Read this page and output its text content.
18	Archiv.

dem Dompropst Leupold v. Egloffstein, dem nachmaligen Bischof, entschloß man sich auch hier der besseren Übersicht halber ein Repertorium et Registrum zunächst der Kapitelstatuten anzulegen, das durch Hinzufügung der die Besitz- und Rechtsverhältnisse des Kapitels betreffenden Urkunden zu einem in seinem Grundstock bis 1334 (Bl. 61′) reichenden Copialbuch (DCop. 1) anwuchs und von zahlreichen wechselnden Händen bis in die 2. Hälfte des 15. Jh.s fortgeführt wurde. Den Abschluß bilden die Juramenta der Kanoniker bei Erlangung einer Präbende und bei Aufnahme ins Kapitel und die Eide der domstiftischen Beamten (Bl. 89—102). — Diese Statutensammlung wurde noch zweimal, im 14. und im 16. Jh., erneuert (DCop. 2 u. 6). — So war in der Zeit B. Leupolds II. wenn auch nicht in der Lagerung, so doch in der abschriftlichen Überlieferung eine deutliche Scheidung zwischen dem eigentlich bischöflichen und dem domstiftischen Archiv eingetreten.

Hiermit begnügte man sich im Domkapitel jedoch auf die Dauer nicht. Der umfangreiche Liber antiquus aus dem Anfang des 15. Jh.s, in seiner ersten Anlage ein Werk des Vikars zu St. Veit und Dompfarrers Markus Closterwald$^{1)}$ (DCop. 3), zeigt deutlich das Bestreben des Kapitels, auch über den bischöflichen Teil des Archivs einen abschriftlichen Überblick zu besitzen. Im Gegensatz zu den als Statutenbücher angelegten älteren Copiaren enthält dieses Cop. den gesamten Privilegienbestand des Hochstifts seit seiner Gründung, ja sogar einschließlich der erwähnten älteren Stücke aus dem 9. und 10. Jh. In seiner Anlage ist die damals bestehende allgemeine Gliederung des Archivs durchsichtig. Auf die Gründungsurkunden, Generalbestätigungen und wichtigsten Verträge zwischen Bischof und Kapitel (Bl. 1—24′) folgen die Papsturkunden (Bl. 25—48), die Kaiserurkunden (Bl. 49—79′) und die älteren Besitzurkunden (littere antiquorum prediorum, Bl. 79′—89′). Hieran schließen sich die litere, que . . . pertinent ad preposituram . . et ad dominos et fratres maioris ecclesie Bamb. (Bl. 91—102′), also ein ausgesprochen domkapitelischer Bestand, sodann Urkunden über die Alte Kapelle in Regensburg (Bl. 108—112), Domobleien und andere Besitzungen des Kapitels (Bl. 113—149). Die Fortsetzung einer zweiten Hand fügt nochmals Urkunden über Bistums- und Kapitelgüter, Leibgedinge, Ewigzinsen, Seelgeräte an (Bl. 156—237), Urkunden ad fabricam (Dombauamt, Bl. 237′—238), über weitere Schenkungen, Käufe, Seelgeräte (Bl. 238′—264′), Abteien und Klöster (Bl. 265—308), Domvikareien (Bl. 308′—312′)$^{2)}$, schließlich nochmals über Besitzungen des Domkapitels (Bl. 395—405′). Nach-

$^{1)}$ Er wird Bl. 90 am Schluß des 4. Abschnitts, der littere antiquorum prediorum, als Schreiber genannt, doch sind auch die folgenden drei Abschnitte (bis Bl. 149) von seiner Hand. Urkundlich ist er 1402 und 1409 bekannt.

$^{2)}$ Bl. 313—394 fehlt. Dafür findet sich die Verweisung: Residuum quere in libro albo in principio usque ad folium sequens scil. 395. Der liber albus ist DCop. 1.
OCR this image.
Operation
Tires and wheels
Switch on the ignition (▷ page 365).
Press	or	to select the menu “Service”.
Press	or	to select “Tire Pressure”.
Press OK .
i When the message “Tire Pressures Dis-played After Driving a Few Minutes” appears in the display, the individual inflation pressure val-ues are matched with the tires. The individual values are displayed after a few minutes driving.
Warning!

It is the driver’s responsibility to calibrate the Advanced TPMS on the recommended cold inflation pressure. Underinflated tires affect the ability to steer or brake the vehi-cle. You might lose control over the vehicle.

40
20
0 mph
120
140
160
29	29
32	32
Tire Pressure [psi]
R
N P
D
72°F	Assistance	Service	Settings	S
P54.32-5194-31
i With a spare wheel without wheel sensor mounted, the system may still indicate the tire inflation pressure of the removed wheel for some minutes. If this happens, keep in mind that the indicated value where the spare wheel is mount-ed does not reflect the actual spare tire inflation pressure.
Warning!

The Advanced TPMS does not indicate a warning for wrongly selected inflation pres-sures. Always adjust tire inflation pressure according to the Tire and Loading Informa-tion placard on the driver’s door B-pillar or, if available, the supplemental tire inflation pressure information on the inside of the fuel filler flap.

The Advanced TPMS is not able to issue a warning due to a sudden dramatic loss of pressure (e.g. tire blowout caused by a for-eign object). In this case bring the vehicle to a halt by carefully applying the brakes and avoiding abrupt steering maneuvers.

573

Your objective: Report the number of lines above that contain the word "vehicle", and only that number.

Expected answer: 2